(Set exercise)
Gather each line from the records below that contains the string "sidebar". Treat uppercase and lowercase as different.

(Data for this exercise)
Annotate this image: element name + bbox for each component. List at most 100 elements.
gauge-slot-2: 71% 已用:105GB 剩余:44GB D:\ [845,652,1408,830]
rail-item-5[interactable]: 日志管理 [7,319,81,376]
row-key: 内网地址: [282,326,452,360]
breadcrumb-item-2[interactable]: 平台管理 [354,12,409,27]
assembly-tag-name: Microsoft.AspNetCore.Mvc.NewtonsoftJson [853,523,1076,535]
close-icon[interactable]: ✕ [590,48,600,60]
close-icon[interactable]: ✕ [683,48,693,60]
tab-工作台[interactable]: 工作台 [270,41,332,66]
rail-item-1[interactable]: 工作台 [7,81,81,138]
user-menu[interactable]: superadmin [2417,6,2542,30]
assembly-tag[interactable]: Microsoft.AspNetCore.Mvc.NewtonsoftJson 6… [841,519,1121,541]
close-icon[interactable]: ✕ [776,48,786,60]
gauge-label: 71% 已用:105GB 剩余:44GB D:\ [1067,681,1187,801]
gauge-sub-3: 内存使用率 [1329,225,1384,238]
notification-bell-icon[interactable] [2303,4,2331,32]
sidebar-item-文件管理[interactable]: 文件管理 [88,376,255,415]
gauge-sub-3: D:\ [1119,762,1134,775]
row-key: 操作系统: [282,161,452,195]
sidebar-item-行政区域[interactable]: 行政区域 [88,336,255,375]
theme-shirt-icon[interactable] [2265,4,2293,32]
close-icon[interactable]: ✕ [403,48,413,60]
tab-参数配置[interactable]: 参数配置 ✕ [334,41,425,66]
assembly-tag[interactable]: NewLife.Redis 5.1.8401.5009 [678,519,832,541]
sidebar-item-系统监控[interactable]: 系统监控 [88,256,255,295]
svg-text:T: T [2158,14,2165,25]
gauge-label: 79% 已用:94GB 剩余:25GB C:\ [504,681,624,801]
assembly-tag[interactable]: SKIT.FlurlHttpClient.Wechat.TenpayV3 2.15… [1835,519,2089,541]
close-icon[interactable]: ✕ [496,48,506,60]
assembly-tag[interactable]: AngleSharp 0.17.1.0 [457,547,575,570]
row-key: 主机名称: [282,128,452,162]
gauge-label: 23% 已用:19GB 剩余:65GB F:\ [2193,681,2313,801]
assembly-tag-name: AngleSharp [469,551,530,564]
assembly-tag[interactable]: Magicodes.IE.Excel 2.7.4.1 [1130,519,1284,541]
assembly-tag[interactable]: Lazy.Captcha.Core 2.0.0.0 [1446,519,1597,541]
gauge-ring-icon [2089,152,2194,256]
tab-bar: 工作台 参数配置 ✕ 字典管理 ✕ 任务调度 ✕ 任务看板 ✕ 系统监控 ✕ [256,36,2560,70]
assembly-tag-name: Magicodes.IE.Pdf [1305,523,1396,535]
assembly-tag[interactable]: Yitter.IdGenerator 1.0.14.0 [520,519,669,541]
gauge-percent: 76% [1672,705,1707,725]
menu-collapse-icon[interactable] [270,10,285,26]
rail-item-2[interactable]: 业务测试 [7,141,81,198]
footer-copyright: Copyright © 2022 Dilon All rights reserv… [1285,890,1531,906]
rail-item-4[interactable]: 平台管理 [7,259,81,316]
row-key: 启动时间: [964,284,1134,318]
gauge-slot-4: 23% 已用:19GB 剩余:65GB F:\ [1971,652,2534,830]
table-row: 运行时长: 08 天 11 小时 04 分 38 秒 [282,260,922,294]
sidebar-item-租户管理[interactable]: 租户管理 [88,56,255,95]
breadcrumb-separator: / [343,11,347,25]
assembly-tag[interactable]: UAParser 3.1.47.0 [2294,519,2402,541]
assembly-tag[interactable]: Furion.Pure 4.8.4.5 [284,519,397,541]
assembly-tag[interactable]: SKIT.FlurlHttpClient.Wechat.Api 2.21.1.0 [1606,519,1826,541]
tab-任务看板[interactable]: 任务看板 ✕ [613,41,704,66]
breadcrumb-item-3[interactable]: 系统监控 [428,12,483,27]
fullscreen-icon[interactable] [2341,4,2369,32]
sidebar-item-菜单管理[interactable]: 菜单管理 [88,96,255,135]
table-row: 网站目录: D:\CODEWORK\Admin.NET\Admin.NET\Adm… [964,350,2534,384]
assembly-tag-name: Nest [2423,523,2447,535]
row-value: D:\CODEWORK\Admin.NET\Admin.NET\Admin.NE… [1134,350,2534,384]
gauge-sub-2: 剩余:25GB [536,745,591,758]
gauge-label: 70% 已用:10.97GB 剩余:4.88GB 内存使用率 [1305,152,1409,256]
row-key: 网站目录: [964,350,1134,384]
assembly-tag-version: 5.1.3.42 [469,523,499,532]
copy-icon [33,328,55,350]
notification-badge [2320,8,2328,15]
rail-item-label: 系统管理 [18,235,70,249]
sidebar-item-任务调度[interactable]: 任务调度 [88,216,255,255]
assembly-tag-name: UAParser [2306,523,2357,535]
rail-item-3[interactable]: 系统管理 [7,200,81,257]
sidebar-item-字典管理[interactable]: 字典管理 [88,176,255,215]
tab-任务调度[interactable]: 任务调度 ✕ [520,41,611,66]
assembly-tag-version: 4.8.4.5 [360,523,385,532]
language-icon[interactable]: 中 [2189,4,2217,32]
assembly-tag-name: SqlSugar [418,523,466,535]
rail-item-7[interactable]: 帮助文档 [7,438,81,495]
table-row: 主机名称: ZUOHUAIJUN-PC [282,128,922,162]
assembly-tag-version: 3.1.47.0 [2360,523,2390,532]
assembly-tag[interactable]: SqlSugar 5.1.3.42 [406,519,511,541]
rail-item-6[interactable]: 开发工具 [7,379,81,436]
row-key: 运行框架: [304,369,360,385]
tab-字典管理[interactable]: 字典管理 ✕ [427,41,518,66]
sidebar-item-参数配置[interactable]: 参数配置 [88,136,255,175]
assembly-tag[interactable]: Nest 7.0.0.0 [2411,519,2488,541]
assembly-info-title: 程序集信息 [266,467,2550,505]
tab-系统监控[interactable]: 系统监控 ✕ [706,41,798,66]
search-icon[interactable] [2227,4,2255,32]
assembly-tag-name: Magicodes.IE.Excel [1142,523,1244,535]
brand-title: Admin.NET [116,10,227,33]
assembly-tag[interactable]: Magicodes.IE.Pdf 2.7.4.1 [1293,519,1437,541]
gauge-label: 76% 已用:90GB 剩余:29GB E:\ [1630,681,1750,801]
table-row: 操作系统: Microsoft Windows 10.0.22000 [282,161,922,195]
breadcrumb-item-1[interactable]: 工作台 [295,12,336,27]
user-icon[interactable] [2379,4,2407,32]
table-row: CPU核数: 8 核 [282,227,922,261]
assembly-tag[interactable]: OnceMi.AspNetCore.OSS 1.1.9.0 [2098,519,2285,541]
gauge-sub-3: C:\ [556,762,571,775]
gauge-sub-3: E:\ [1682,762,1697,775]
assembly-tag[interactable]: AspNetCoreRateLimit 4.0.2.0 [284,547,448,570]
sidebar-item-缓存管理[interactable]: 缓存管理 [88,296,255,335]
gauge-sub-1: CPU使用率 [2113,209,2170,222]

(Task output)
sidebar-item-文件管理[interactable]: 文件管理 [88,376,255,415]
sidebar-item-行政区域[interactable]: 行政区域 [88,336,255,375]
sidebar-item-系统监控[interactable]: 系统监控 [88,256,255,295]
sidebar-item-租户管理[interactable]: 租户管理 [88,56,255,95]
sidebar-item-菜单管理[interactable]: 菜单管理 [88,96,255,135]
sidebar-item-任务调度[interactable]: 任务调度 [88,216,255,255]
sidebar-item-字典管理[interactable]: 字典管理 [88,176,255,215]
sidebar-item-参数配置[interactable]: 参数配置 [88,136,255,175]
sidebar-item-缓存管理[interactable]: 缓存管理 [88,296,255,335]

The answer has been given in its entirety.